- [Set exercise]:
Lines containing the word "curso" are to be located and copied.

- [Material]:
_____

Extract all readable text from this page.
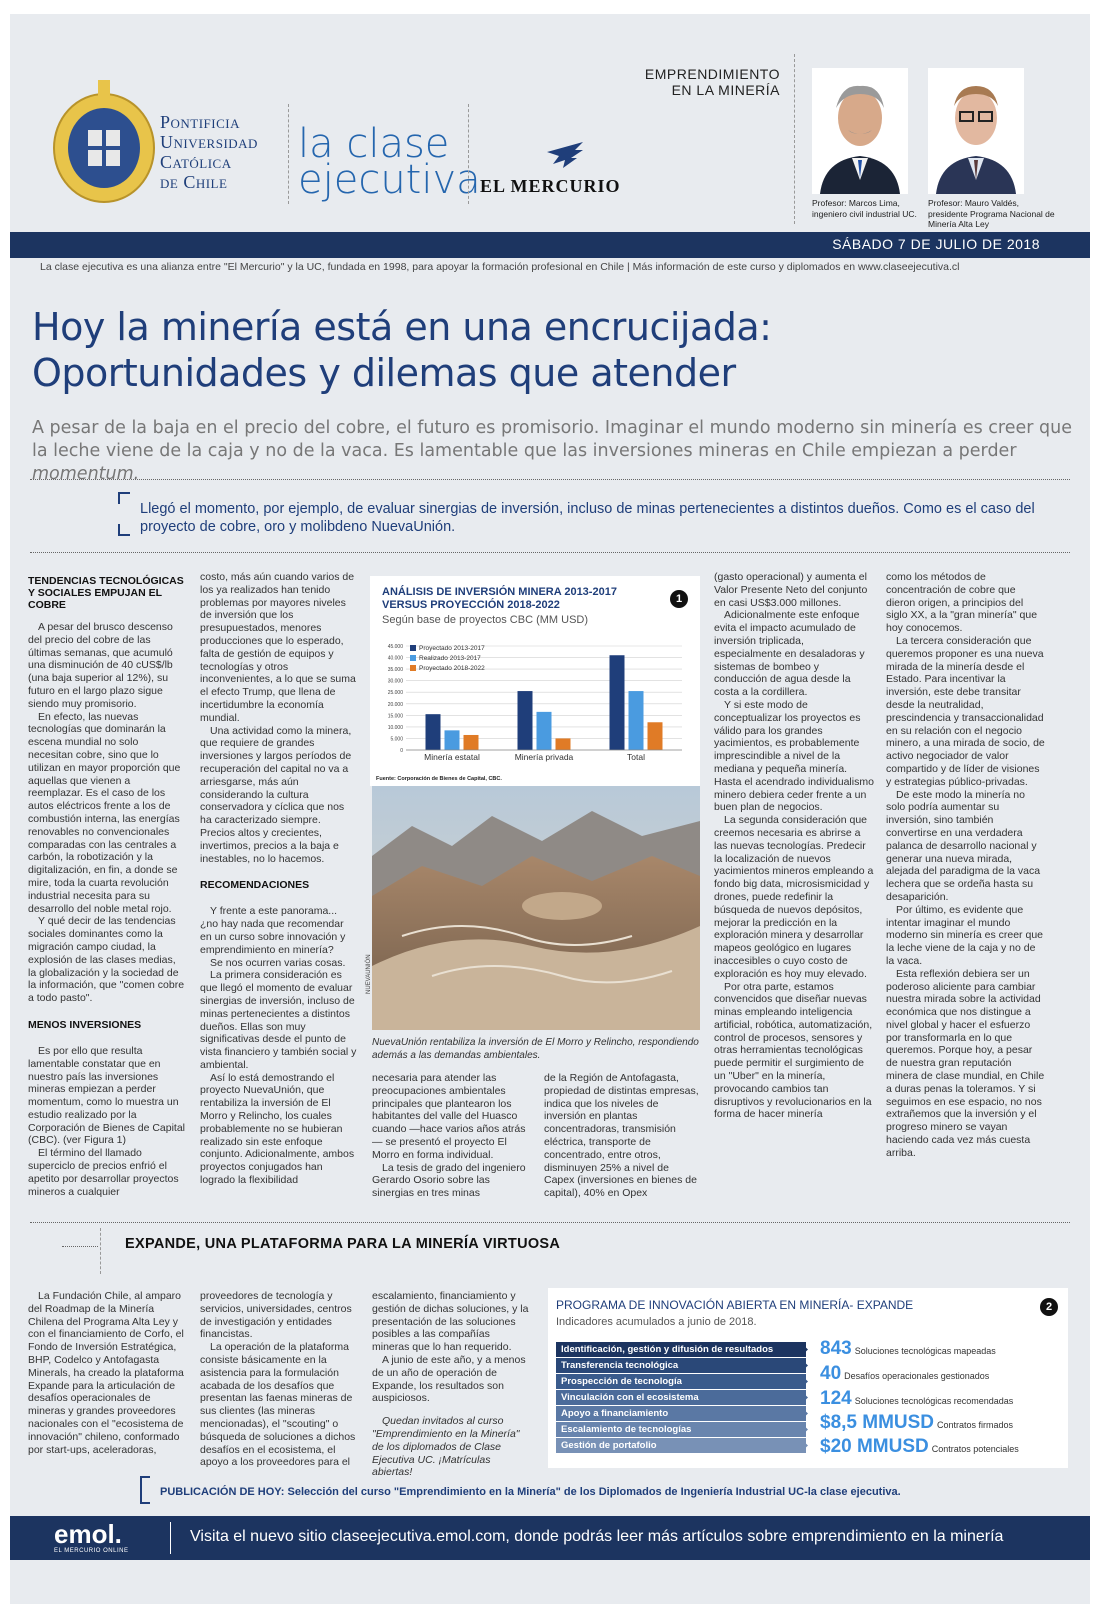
Pontificia
Universidad
Católica
de Chile
la clase
ejecutiva EL MERCURIO
EMPRENDIMIENTO
EN LA MINERÍA
Profesor: Marcos Lima, ingeniero civil industrial UC.
Profesor: Mauro Valdés, presidente Programa Nacional de Minería Alta Ley
SÁBADO 7 DE JULIO DE 2018
La clase ejecutiva es una alianza entre "El Mercurio" y la UC, fundada en 1998, para apoyar la formación profesional en Chile | Más información de este curso y diplomados en www.claseejecutiva.cl
Hoy la minería está en una encrucijada:
Oportunidades y dilemas que atender
A pesar de la baja en el precio del cobre, el futuro es promisorio. Imaginar el mundo moderno sin minería es creer que la leche viene de la caja y no de la vaca. Es lamentable que las inversiones mineras en Chile empiezan a perder momentum.
Llegó el momento, por ejemplo, de evaluar sinergias de inversión, incluso de minas pertenecientes a distintos dueños. Como es el caso del proyecto de cobre, oro y molibdeno NuevaUnión.
TENDENCIAS TECNOLÓGICAS Y SOCIALES EMPUJAN EL COBRE

A pesar del brusco descenso del precio del cobre de las últimas semanas, que acumuló una disminución de 40 cUS$/lb (una baja superior al 12%), su futuro en el largo plazo sigue siendo muy promisorio.

En efecto, las nuevas tecnologías que dominarán la escena mundial no solo necesitan cobre, sino que lo utilizan en mayor proporción que aquellas que vienen a reemplazar. Es el caso de los autos eléctricos frente a los de combustión interna, las energías renovables no convencionales comparadas con las centrales a carbón, la robotización y la digitalización, en fin, a donde se mire, toda la cuarta revolución industrial necesita para su desarrollo del noble metal rojo.

Y qué decir de las tendencias sociales dominantes como la migración campo ciudad, la explosión de las clases medias, la globalización y la sociedad de la información, que "comen cobre a todo pasto".

MENOS INVERSIONES

Es por ello que resulta lamentable constatar que en nuestro país las inversiones mineras empiezan a perder momentum, como lo muestra un estudio realizado por la Corporación de Bienes de Capital (CBC). (ver Figura 1)

El término del llamado superciclo de precios enfrió el apetito por desarrollar proyectos mineros a cualquier

costo, más aún cuando varios de los ya realizados han tenido problemas por mayores niveles de inversión que los presupuestados, menores producciones que lo esperado, falta de gestión de equipos y tecnologías y otros inconvenientes, a lo que se suma el efecto Trump, que llena de incertidumbre la economía mundial.

Una actividad como la minera, que requiere de grandes inversiones y largos períodos de recuperación del capital no va a arriesgarse, más aún considerando la cultura conservadora y cíclica que nos ha caracterizado siempre. Precios altos y crecientes, invertimos, precios a la baja e inestables, no lo hacemos.

RECOMENDACIONES

Y frente a este panorama... ¿no hay nada que recomendar en un curso sobre innovación y emprendimiento en minería?

Se nos ocurren varias cosas.

La primera consideración es que llegó el momento de evaluar sinergias de inversión, incluso de minas pertenecientes a distintos dueños. Ellas son muy significativas desde el punto de vista financiero y también social y ambiental.

Así lo está demostrando el proyecto NuevaUnión, que rentabiliza la inversión de El Morro y Relincho, los cuales probablemente no se hubieran realizado sin este enfoque conjunto. Adicionalmente, ambos proyectos conjugados han logrado la flexibilidad

ANÁLISIS DE INVERSIÓN MINERA 2013-2017 VERSUS PROYECCIÓN 2018-2022	1
Según base de proyectos CBC (MM USD)
0
5.000
10.000
15.000
20.000
25.000
30.000
35.000
40.000
45.000
Minería estatal	Minería privada	Total
Proyectado 2013-2017
Realizado 2013-2017
Proyectado 2018-2022
Fuente: Corporación de Bienes de Capital, CBC.
NUEVAUNIÓN
NuevaUnión rentabiliza la inversión de El Morro y Relincho, respondiendo además a las demandas ambientales.

necesaria para atender las preocupaciones ambientales principales que plantearon los habitantes del valle del Huasco cuando —hace varios años atrás— se presentó el proyecto El Morro en forma individual.

La tesis de grado del ingeniero Gerardo Osorio sobre las sinergias en tres minas

de la Región de Antofagasta, propiedad de distintas empresas, indica que los niveles de inversión en plantas concentradoras, transmisión eléctrica, transporte de concentrado, entre otros, disminuyen 25% a nivel de Capex (inversiones en bienes de capital), 40% en Opex

(gasto operacional) y aumenta el Valor Presente Neto del conjunto en casi US$3.000 millones.

Adicionalmente este enfoque evita el impacto acumulado de inversión triplicada, especialmente en desaladoras y sistemas de bombeo y conducción de agua desde la costa a la cordillera.

Y si este modo de conceptualizar los proyectos es válido para los grandes yacimientos, es probablemente imprescindible a nivel de la mediana y pequeña minería. Hasta el acendrado individualismo minero debiera ceder frente a un buen plan de negocios.

La segunda consideración que creemos necesaria es abrirse a las nuevas tecnologías. Predecir la localización de nuevos yacimientos mineros empleando a fondo big data, microsismicidad y drones, puede redefinir la búsqueda de nuevos depósitos, mejorar la predicción en la exploración minera y desarrollar mapeos geológico en lugares inaccesibles o cuyo costo de exploración es hoy muy elevado.

Por otra parte, estamos convencidos que diseñar nuevas minas empleando inteligencia artificial, robótica, automatización, control de procesos, sensores y otras herramientas tecnológicas puede permitir el surgimiento de un "Uber" en la minería, provocando cambios tan disruptivos y revolucionarios en la forma de hacer minería

como los métodos de concentración de cobre que dieron origen, a principios del siglo XX, a la "gran minería" que hoy conocemos.

La tercera consideración que queremos proponer es una nueva mirada de la minería desde el Estado. Para incentivar la inversión, este debe transitar desde la neutralidad, prescindencia y transaccionalidad en su relación con el negocio minero, a una mirada de socio, de activo negociador de valor compartido y de líder de visiones y estrategias público-privadas.

De este modo la minería no solo podría aumentar su inversión, sino también convertirse en una verdadera palanca de desarrollo nacional y generar una nueva mirada, alejada del paradigma de la vaca lechera que se ordeña hasta su desaparición.

Por último, es evidente que intentar imaginar el mundo moderno sin minería es creer que la leche viene de la caja y no de la vaca.

Esta reflexión debiera ser un poderoso aliciente para cambiar nuestra mirada sobre la actividad económica que nos distingue a nivel global y hacer el esfuerzo por transformarla en lo que queremos. Porque hoy, a pesar de nuestra gran reputación minera de clase mundial, en Chile a duras penas la toleramos. Y si seguimos en ese espacio, no nos extrañemos que la inversión y el progreso minero se vayan haciendo cada vez más cuesta arriba.

EXPANDE, UNA PLATAFORMA PARA LA MINERÍA VIRTUOSA

La Fundación Chile, al amparo del Roadmap de la Minería Chilena del Programa Alta Ley y con el financiamiento de Corfo, el Fondo de Inversión Estratégica, BHP, Codelco y Antofagasta Minerals, ha creado la plataforma Expande para la articulación de desafíos operacionales de mineras y grandes proveedores nacionales con el "ecosistema de innovación" chileno, conformado por start-ups, aceleradoras,

proveedores de tecnología y servicios, universidades, centros de investigación y entidades financistas.

La operación de la plataforma consiste básicamente en la asistencia para la formulación acabada de los desafíos que presentan las faenas mineras de sus clientes (las mineras mencionadas), el "scouting" o búsqueda de soluciones a dichos desafíos en el ecosistema, el apoyo a los proveedores para el

escalamiento, financiamiento y gestión de dichas soluciones, y la presentación de las soluciones posibles a las compañías mineras que lo han requerido.

A junio de este año, y a menos de un año de operación de Expande, los resultados son auspiciosos.

Quedan invitados al curso "Emprendimiento en la Minería" de los diplomados de Clase Ejecutiva UC. ¡Matrículas abiertas!

PROGRAMA DE INNOVACIÓN ABIERTA EN MINERÍA- EXPANDE	2
Indicadores acumulados a junio de 2018.
Identificación, gestión y difusión de resultados
Transferencia tecnológica
Prospección de tecnología
Vinculación con el ecosistema
Apoyo a financiamiento
Escalamiento de tecnologías
Gestión de portafolio
843 Soluciones tecnológicas mapeadas
40 Desafíos operacionales gestionados
124 Soluciones tecnológicas recomendadas
$8,5 MMUSD Contratos firmados
$20 MMUSD Contratos potenciales
PUBLICACIÓN DE HOY: Selección del curso "Emprendimiento en la Minería" de los Diplomados de Ingeniería Industrial UC-la clase ejecutiva.
emol.
EL MERCURIO ONLINE
Visita el nuevo sitio claseejecutiva.emol.com, donde podrás leer más artículos sobre emprendimiento en la minería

_____

- [Solution for this exercise]:
La clase ejecutiva es una alianza entre "El Mercurio" y la UC, fundada en 1998, para apoyar la formación profesional en Chile | Más información de este curso y diplomados en www.claseejecutiva.cl
Y frente a este panorama... ¿no hay nada que recomendar en un curso sobre innovación y emprendimiento en minería?
Quedan invitados al curso "Emprendimiento en la Minería" de los diplomados de Clase Ejecutiva UC. ¡Matrículas abiertas!
PUBLICACIÓN DE HOY: Selección del curso "Emprendimiento en la Minería" de los Diplomados de Ingeniería Industrial UC-la clase ejecutiva.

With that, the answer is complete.